Stored data entries
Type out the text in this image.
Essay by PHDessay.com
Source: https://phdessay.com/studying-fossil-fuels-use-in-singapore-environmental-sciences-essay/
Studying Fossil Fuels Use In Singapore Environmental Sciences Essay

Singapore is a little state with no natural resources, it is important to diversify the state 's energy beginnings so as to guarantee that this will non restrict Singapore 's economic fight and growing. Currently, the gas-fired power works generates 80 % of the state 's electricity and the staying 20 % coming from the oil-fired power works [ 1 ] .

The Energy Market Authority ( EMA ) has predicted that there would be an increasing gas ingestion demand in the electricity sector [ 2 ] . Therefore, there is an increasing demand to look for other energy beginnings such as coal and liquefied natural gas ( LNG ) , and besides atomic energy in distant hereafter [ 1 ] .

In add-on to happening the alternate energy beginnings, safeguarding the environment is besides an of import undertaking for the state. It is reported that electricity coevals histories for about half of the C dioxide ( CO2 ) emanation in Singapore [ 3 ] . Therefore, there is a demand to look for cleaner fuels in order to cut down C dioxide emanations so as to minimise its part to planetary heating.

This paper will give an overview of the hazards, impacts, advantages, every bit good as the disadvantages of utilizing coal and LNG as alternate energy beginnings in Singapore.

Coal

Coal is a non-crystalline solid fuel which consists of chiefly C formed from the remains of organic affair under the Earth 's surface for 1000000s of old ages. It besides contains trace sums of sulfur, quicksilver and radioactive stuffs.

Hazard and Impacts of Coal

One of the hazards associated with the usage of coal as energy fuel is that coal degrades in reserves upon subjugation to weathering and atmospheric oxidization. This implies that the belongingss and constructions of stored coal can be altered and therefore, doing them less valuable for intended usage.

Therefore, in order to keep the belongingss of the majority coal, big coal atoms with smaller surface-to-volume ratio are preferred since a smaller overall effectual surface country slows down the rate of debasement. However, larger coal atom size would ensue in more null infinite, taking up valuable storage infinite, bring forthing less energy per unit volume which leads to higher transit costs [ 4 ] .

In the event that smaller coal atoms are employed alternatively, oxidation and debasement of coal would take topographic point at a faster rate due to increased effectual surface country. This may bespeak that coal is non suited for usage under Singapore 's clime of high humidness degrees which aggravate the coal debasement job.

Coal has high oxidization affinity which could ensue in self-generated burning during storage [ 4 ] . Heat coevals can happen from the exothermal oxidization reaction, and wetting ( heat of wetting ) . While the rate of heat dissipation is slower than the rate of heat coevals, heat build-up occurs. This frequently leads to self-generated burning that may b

## YOUR INSTRUCTIONS
Check the data for the word "valuable" and pull out the lines that have it.

## FINISHED TASK
One of the hazards associated with the usage of coal as energy fuel is that coal degrades in reserves upon subjugation to weathering and atmospheric oxidization. This implies that the belongingss and constructions of stored coal can be altered and therefore, doing them less valuable for intended usage.
Therefore, in order to keep the belongingss of the majority coal, big coal atoms with smaller surface-to-volume ratio are preferred since a smaller overall effectual surface country slows down the rate of debasement. However, larger coal atom size would ensue in more null infinite, taking up valuable storage infinite, bring forthing less energy per unit volume which leads to higher transit costs [ 4 ] .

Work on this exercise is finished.